Reproduce every entry below precisely; do not include the pictures.

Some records
— begin —

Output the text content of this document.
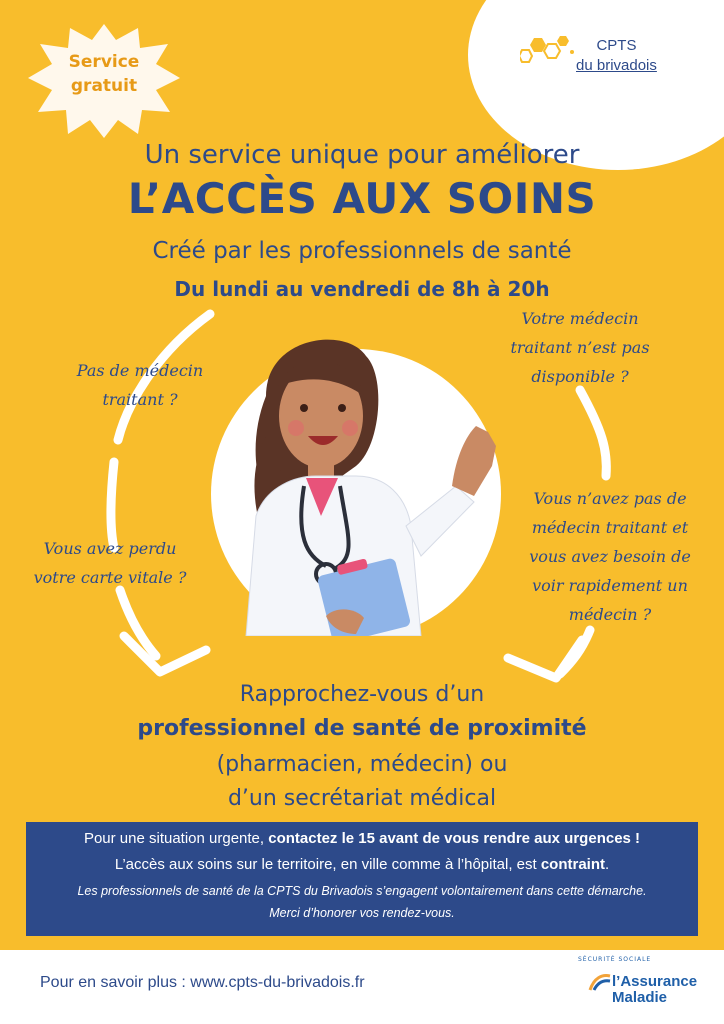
CPTS
du brivadois
Service
gratuit
Un service unique pour améliorer
L’ACCÈS AUX SOINS
Créé par les professionnels de santé
Du lundi au vendredi de 8h à 20h
Pas de médecin
traitant ?
Votre médecin
traitant n’est pas
disponible ?
Vous avez perdu
votre carte vitale ?
Vous n’avez pas de
médecin traitant et
vous avez besoin de
voir rapidement un
médecin ?
Rapprochez-vous d’un
professionnel de santé de proximité
(pharmacien, médecin) ou
d’un secrétariat médical

Pour une situation urgente, contactez le 15 avant de vous rendre aux urgences !

L’accès aux soins sur le territoire, en ville comme à l’hôpital, est contraint.

Les professionnels de santé de la CPTS du Brivadois s’engagent volontairement dans cette démarche.

Merci d’honorer vos rendez-vous.

Pour en savoir plus : www.cpts-du-brivadois.fr
SÉCURITÉ SOCIALE
l’Assurance
Maladie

— end —

## RESPONSE
Output the text content of this document.
CPTS
du brivadois
Service
gratuit
Un service unique pour améliorer
L’ACCÈS AUX SOINS
Créé par les professionnels de santé
Du lundi au vendredi de 8h à 20h
Pas de médecin
traitant ?
Votre médecin
traitant n’est pas
disponible ?
Vous avez perdu
votre carte vitale ?
Vous n’avez pas de
médecin traitant et
vous avez besoin de
voir rapidement un
médecin ?
Rapprochez-vous d’un
professionnel de santé de proximité
(pharmacien, médecin) ou
d’un secrétariat médical

Pour une situation urgente, contactez le 15 avant de vous rendre aux urgences !

L’accès aux soins sur le territoire, en ville comme à l’hôpital, est contraint.

Les professionnels de santé de la CPTS du Brivadois s’engagent volontairement dans cette démarche.

Merci d’honorer vos rendez-vous.

Pour en savoir plus : www.cpts-du-brivadois.fr
SÉCURITÉ SOCIALE
l’Assurance
Maladie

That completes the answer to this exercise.